Gather all lines in the entries below that include the word "تومان".

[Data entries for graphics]
:::::
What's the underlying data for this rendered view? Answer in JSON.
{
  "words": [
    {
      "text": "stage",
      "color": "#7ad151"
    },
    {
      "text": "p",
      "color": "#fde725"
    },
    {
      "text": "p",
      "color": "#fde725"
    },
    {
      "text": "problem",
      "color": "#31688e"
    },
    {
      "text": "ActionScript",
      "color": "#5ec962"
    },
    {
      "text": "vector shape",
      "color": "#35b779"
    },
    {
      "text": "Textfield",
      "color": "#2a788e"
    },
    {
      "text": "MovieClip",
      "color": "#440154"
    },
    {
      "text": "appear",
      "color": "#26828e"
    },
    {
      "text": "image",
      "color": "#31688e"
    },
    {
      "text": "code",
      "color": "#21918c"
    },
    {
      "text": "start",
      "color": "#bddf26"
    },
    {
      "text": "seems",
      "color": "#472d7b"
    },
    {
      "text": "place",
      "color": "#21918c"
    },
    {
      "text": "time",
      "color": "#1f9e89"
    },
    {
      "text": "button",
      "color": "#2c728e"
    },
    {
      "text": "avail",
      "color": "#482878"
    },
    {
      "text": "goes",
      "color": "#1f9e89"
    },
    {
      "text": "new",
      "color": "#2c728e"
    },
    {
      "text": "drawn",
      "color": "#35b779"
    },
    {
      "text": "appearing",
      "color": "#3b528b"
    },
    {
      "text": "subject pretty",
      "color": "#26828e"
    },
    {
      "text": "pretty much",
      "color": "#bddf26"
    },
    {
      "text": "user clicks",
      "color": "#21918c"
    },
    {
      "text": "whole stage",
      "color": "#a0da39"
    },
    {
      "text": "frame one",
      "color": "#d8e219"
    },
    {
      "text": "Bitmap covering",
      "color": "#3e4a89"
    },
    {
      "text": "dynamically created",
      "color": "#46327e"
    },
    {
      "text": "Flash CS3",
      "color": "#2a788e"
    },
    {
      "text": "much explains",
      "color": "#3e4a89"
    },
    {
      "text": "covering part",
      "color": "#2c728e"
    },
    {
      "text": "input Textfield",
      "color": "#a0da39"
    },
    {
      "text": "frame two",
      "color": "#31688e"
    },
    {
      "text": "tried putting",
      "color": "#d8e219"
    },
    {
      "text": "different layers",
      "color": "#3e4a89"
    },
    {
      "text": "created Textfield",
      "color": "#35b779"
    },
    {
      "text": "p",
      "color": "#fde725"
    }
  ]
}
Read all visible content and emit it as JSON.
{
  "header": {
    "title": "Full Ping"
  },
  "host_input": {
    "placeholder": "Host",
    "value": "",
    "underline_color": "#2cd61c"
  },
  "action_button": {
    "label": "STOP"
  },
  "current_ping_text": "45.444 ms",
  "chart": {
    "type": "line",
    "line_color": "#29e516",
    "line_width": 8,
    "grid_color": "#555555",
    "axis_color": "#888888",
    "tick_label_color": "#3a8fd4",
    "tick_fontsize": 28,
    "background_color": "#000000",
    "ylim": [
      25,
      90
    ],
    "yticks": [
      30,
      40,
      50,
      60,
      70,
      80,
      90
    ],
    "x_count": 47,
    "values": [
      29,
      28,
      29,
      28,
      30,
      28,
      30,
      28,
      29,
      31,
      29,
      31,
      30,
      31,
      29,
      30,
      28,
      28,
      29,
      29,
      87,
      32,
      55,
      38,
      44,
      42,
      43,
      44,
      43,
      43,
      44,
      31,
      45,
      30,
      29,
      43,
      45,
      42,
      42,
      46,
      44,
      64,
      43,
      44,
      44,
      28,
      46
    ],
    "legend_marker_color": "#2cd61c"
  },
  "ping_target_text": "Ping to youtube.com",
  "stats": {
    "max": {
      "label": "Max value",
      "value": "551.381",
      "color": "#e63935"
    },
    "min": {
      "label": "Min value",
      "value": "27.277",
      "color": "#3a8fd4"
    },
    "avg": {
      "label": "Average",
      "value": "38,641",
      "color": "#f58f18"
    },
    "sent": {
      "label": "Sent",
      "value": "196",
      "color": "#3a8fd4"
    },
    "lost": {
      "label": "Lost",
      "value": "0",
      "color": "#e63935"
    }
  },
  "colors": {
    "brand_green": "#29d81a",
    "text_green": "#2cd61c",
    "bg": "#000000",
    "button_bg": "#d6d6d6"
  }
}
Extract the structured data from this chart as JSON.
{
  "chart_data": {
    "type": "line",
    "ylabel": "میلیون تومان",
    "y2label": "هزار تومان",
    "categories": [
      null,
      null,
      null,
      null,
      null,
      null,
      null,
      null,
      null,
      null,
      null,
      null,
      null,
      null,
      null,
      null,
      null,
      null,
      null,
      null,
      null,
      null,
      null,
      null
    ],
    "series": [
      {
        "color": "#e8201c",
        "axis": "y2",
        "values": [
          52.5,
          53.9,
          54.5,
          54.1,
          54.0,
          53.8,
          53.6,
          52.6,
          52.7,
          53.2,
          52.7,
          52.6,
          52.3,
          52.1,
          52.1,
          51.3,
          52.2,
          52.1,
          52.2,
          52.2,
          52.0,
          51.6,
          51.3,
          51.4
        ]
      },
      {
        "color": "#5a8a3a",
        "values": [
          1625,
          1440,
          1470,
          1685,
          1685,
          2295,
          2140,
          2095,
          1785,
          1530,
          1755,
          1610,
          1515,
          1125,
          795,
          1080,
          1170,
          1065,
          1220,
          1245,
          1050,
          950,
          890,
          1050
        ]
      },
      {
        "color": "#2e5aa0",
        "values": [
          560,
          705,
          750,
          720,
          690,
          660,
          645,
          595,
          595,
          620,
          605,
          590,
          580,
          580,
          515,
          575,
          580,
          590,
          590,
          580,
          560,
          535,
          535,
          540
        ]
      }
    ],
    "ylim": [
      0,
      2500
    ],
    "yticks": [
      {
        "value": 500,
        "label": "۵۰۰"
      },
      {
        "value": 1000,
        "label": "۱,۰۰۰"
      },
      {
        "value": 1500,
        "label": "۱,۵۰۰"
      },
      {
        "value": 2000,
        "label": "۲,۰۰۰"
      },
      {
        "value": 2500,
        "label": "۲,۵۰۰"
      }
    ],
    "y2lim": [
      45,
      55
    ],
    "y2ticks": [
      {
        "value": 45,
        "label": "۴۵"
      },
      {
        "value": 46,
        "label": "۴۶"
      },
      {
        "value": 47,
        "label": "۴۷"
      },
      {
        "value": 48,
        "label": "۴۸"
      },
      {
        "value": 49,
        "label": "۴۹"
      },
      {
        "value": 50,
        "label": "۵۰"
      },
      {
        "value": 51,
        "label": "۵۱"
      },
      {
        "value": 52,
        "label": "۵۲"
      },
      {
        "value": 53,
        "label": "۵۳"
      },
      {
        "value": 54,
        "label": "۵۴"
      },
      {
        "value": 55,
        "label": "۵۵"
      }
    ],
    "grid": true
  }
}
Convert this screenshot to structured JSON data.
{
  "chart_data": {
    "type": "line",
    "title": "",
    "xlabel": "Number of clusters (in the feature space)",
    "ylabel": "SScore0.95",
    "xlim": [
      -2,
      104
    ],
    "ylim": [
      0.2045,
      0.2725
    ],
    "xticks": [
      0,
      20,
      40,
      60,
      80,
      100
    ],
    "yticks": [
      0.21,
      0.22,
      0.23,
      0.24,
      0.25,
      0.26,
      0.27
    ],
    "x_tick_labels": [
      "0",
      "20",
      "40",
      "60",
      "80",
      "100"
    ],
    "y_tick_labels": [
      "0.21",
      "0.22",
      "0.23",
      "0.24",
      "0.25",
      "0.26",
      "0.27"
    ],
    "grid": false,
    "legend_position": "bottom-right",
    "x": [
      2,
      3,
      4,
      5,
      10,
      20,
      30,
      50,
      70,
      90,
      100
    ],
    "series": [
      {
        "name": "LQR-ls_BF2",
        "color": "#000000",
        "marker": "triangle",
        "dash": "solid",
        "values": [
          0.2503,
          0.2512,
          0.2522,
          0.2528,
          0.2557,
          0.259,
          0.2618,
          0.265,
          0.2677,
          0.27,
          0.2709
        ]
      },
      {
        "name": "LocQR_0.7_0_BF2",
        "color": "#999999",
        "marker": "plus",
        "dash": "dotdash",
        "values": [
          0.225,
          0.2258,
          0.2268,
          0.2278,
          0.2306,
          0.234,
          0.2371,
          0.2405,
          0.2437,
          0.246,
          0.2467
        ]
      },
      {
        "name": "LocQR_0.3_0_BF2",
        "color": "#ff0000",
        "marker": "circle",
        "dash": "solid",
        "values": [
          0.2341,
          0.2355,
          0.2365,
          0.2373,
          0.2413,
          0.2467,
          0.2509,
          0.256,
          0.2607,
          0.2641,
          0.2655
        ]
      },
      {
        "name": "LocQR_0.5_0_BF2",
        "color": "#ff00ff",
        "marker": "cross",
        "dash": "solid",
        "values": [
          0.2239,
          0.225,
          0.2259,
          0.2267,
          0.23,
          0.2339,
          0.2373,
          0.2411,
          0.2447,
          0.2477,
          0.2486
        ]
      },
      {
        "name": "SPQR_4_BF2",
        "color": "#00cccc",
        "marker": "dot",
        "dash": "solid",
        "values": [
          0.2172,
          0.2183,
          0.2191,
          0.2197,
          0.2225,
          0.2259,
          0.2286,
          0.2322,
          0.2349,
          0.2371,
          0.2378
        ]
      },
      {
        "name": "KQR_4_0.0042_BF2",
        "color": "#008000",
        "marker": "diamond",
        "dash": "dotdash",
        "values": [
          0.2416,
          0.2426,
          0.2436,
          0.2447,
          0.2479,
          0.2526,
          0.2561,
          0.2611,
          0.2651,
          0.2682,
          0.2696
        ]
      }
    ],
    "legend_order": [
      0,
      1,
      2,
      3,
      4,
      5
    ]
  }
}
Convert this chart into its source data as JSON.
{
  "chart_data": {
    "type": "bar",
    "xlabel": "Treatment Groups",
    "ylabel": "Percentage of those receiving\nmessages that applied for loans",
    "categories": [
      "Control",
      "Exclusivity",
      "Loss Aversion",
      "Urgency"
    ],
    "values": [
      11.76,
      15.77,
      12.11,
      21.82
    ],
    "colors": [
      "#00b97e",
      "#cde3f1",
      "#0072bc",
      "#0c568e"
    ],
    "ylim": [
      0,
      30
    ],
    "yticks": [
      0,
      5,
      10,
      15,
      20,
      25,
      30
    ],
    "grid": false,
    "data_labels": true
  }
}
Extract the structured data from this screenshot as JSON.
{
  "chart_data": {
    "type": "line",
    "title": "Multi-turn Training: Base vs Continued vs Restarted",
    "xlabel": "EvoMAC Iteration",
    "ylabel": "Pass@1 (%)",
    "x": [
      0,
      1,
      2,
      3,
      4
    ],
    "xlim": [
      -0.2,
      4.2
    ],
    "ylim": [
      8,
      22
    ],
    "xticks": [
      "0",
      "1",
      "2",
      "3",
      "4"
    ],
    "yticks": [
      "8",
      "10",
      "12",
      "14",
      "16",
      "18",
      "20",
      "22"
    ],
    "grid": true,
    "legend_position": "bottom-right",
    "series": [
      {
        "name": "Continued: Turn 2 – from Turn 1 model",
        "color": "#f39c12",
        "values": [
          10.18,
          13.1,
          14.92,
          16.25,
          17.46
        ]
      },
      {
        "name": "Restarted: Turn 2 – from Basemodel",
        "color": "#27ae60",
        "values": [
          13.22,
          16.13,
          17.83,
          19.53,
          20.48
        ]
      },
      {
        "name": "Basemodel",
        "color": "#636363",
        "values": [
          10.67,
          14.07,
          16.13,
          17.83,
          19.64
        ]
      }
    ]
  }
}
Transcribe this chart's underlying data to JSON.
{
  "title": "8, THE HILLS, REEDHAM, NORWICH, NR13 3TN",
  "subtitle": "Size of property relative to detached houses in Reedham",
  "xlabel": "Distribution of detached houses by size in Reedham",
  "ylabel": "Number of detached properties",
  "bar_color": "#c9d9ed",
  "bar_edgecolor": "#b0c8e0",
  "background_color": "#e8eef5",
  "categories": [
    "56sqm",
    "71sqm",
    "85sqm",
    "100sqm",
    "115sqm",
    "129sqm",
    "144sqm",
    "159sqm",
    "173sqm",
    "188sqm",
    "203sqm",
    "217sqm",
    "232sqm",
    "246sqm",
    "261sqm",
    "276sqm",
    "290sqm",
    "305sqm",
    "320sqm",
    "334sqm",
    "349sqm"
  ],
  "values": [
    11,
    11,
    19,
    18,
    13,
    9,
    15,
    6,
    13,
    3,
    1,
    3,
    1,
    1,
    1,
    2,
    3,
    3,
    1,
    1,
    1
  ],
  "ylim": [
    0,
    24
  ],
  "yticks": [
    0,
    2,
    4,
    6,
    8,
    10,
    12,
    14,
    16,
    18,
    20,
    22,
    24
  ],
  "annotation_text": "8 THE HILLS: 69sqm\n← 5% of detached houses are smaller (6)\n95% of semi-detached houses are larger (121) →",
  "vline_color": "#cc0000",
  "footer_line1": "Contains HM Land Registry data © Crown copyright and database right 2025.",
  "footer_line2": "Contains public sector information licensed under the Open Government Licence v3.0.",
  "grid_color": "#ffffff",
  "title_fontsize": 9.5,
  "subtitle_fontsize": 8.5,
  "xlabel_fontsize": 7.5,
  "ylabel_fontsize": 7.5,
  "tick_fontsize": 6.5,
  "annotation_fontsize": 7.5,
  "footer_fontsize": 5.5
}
:::::
### OUTPUT OF THE TASK
    "ylabel": "میلیون تومان",
    "y2label": "هزار تومان",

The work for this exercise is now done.